■ **Vos consignes**
Répondez aux questions suivantes d'après l'extrait à lire.
(a) Quelle est la nationalité de la requérante ?
(b) Pour quelle raison le C.G.R.A. refuse-t-il de lui accorder une protection internationale ?
(c) Selon l'article 51/4, dans quelles langues a lieu l'examen de la demande d'asile ?

---------- Extrait à lire ----------

Annulation par le C.C.E d’une décision de refus de protection internationale pour défaut d’assistance d’un interprète lors de l’audition au CGRA.
Le Conseil du contentieux des étrangers annule une décision de refus de protection internationale pour irrégularité substantielle au motif que le dossier administratif ne permet pas de savoir avec certitude que le demandeur a été assisté d’un interprète.
Décision de refus de statut des réfugiés – Décision d’annulation par le C.C.E. – Irrégularité substantielle – Défaut d’assistance d’un interprète – Article 51/4 de la loi du 15 décembre 1980.
A. Arrêt
La requérante, de nationalité burundaise et d’origine ethnique tutsi, introduit une demande d’asile en Belgique au motif qu’elle a été abusée pendant de nombreuses années par un homme à qui elle avait été confiée par sa sœur.
Le C.G.R.A. refuse de lui accorder une protection internationale en raison de l’absence de crédibilité de son récit.
La requérante conteste, dans son recours, la motivation de la décision négative du C.G.R.A. Elle relève une irrégularité substantielle devant, à tout le moins, conduire à l’annulation de la décision en ce qu’il ressort du rapport d’audition que celle-ci a commencé sans la présence d’un interprète en raison d’un retard, sans ensuite préciser si la requérante a finalement été assistée d’un interprète et, le cas échéant, à quel moment de l’audition.
Le Conseil relève, à titre liminaire, que l’article 51/4 de la loi du 15 décembre 1980 stipule que :
« §1. L’examen de la demande d’asile visée aux articles 50, 50bis, 50ter et 51 a lieu en français ou en néerlandais. La langue de l’examen est également celle de la décision à laquelle il donne lieu ainsi que des éventuelles décisions subséquentes d’éloignement du territoire.
§2. L’étranger visé à l’article 50, 50bis, 50ter ou 51 doit indiquer irrévocablement et par écrit s’il a besoin de l’assistance d’un interprète lors de l’examen de la demande visée au paragraphe précédent. Si l’étranger ne déclare pas requérir l’assistance d’un interprète, il peut choisir, selon les mêmes modalités, le français ou le néerlandais comme langue de l’examen. Si l’étranger n’a pas choisi l’une de ces langues ou a déclaré requérir l’assistance d’un interprète, le Ministre ou son délégué détermine la langue de l’examen, en fonction des besoins des services et instances. Cette décision n’est susceptible d’aucun recours distinct.

---------- Relevé des données ----------

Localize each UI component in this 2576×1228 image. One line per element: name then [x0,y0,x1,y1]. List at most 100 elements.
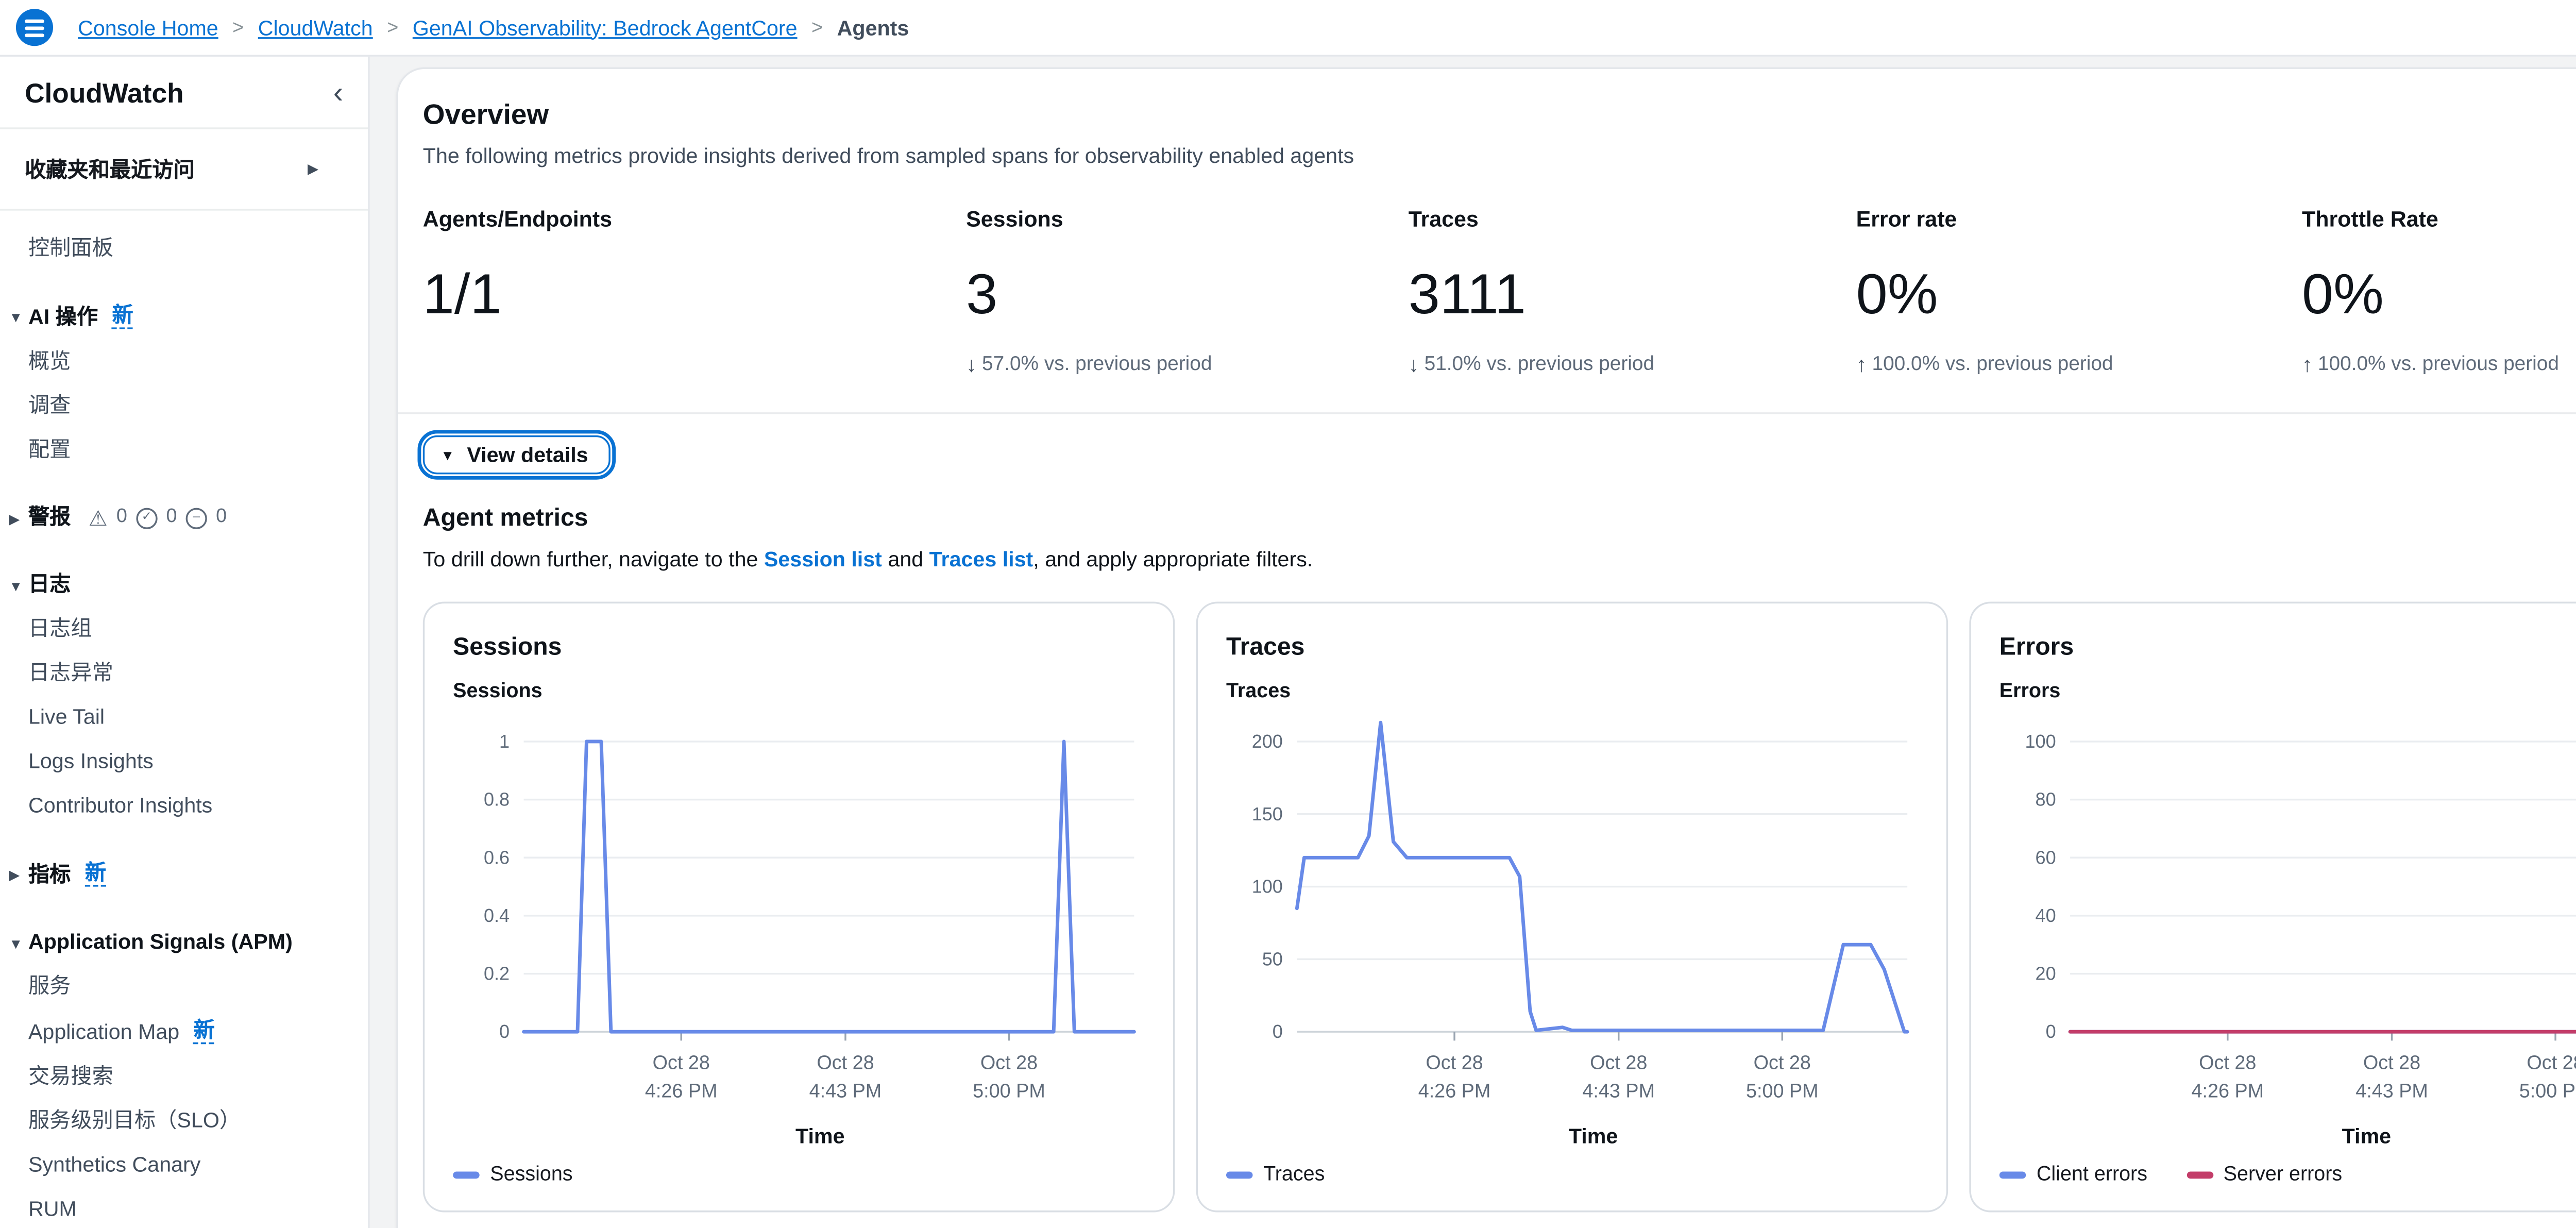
y-tick-label: 60 [2036,847,2056,868]
traces-chart-title: Traces [1226,681,1918,702]
metric-value: 3111 [1409,260,1856,328]
sidebar-item-label: 警报 [28,506,71,529]
check-circle-icon: ✓ [136,507,157,528]
y-tick-label: 150 [1252,803,1283,825]
sidebar-item-synthetics-canary[interactable]: Synthetics Canary [0,1143,368,1188]
legend-item-client-errors[interactable]: Client errors [1999,1165,2147,1186]
breadcrumb-separator: > [232,17,244,38]
y-tick-label: 0 [499,1021,510,1042]
legend-label: Traces [1263,1165,1325,1186]
metric-value: 3 [966,260,1409,328]
view-details-label: View details [467,443,588,467]
y-tick-label: 0.2 [484,963,510,984]
sidebar-item-日志异常[interactable]: 日志异常 [0,651,368,696]
x-tick-label: 4:43 PM [2355,1080,2428,1102]
sidebar-item-服务级别目标-slo-[interactable]: 服务级别目标（SLO） [0,1099,368,1143]
sidebar-item-交易搜索[interactable]: 交易搜索 [0,1055,368,1099]
overview-metrics: Agents/Endpoints1/1Sessions3↓57.0% vs. p… [423,207,2576,377]
sidebar-item-概览[interactable]: 概览 [0,340,368,384]
sidebar-item-label: AI 操作 [28,305,98,328]
caret-down-icon: ▼ [440,447,454,463]
sidebar-item-contributor-insights[interactable]: Contributor Insights [0,784,368,828]
y-tick-label: 40 [2036,905,2056,926]
agent-metrics-intro: To drill down further, navigate to the S… [423,547,2576,571]
topbar: Console Home > CloudWatch > GenAI Observabil… [0,0,2576,57]
legend-item-server-errors[interactable]: Server errors [2187,1165,2343,1186]
legend-item-sessions[interactable]: Sessions [453,1165,572,1186]
x-tick-label: Oct 28 [980,1052,1038,1073]
main-panel: Overview The following metrics provide i… [396,68,2576,1228]
sidebar-item-配置[interactable]: 配置 [0,428,368,473]
x-tick-label: Oct 28 [817,1052,874,1073]
alarm-count: 0 [216,506,227,529]
main-content: Overview The following metrics provide i… [370,57,2576,1228]
x-tick-label: Oct 28 [2363,1052,2420,1073]
sidebar-item-application-signals--apm-[interactable]: ▼Application Signals (APM) [0,920,368,965]
overview-section: Overview The following metrics provide i… [398,69,2576,412]
cloudwatch-console: Console Home > CloudWatch > GenAI Observabil… [0,0,2576,1228]
x-tick-label: 4:43 PM [1582,1080,1655,1102]
legend-label: Server errors [2224,1165,2342,1186]
breadcrumb-separator: > [387,17,398,38]
sidebar-item-指标[interactable]: ▶指标新 [0,851,368,897]
new-badge: 新 [85,862,106,887]
sidebar-item-favorites[interactable]: 收藏夹和最近访问 ▶ [0,129,368,209]
sidebar-item-rum[interactable]: RUM [0,1187,368,1228]
view-details-button[interactable]: ▼ View details [423,435,611,475]
y-tick-label: 50 [1262,948,1283,969]
y-tick-label: 80 [2036,789,2056,810]
legend-color-dash [1999,1172,2026,1179]
breadcrumb-link[interactable]: Console Home [78,15,218,40]
metric-value: 1/1 [423,260,966,328]
collapse-sidebar-icon[interactable]: ‹ [333,83,343,104]
metric-error-rate: Error rate0%↑100.0% vs. previous period [1856,207,2302,377]
sidebar-item-日志组[interactable]: 日志组 [0,607,368,651]
legend-item-traces[interactable]: Traces [1226,1165,1325,1186]
favorites-label: 收藏夹和最近访问 [25,154,195,184]
sidebar-item-label: 调查 [28,395,71,418]
sidebar-item-控制面板[interactable]: 控制面板 [0,227,368,271]
arrow-down-icon: ↓ [1409,352,1419,377]
metric-delta-text: 51.0% vs. previous period [1425,354,1654,375]
triangle-down-icon: ▼ [9,933,23,956]
breadcrumb-current: Agents [837,15,909,40]
sidebar-item-调查[interactable]: 调查 [0,384,368,428]
sidebar-item-服务[interactable]: 服务 [0,965,368,1009]
arrow-up-icon: ↑ [2302,352,2313,377]
traces-list-link[interactable]: Traces list [929,547,1033,571]
metric-label: Throttle Rate [2302,207,2576,232]
sidebar-item-live-tail[interactable]: Live Tail [0,696,368,740]
sidebar-item-application-map[interactable]: Application Map新 [0,1009,368,1055]
breadcrumb-link[interactable]: CloudWatch [258,15,373,40]
sidebar-item-label: 日志异常 [28,662,113,685]
sidebar-item-日志[interactable]: ▼日志 [0,563,368,607]
alarm-count: 0 [116,506,127,529]
sidebar-item-label: 指标 [28,863,71,886]
metric-agents-endpoints: Agents/Endpoints1/1 [423,207,966,377]
hamburger-menu-icon[interactable] [16,9,53,46]
sidebar-item-label: Logs Insights [28,750,154,773]
sidebar-item-logs-insights[interactable]: Logs Insights [0,740,368,784]
metric-delta: ↑100.0% vs. previous period [2302,352,2576,377]
sidebar-item-警报[interactable]: ▶警报⚠0✓0‒0 [0,496,368,540]
metric-sessions: Sessions3↓57.0% vs. previous period [966,207,1409,377]
warning-triangle-icon: ⚠ [89,507,108,528]
chevron-right-icon: ▶ [308,161,318,177]
traces-legend: Traces [1226,1165,1918,1186]
sidebar-item-ai-操作[interactable]: ▼AI 操作新 [0,294,368,340]
errors-legend: Client errors Server errors [1999,1165,2576,1186]
x-tick-label: 4:43 PM [809,1080,882,1102]
legend-label: Sessions [490,1165,572,1186]
sidebar-item-label: 日志 [28,574,71,597]
sidebar-item-label: Contributor Insights [28,795,212,818]
x-tick-label: 4:26 PM [645,1080,718,1102]
overview-description: The following metrics provide insights d… [423,143,2576,168]
sidebar-item-label: Application Signals (APM) [28,931,293,954]
sidebar-item-label: 服务级别目标（SLO） [28,1109,241,1133]
x-tick-label: Oct 28 [1754,1052,1811,1073]
x-tick-label: Oct 28 [1590,1052,1647,1073]
x-tick-label: 5:00 PM [2519,1080,2576,1102]
breadcrumb-link[interactable]: GenAI Observability: Bedrock AgentCore [413,15,798,40]
traces-chart-card: TracesTraces200150100500Oct 284:26 PMOct… [1196,602,1948,1213]
session-list-link[interactable]: Session list [764,547,882,571]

----------

■ **Solution proposée**
(a) Elle est de nationalité burundaise.
(b) En raison de l'absence de crédibilité de son récit.
(c) En français ou en néerlandais.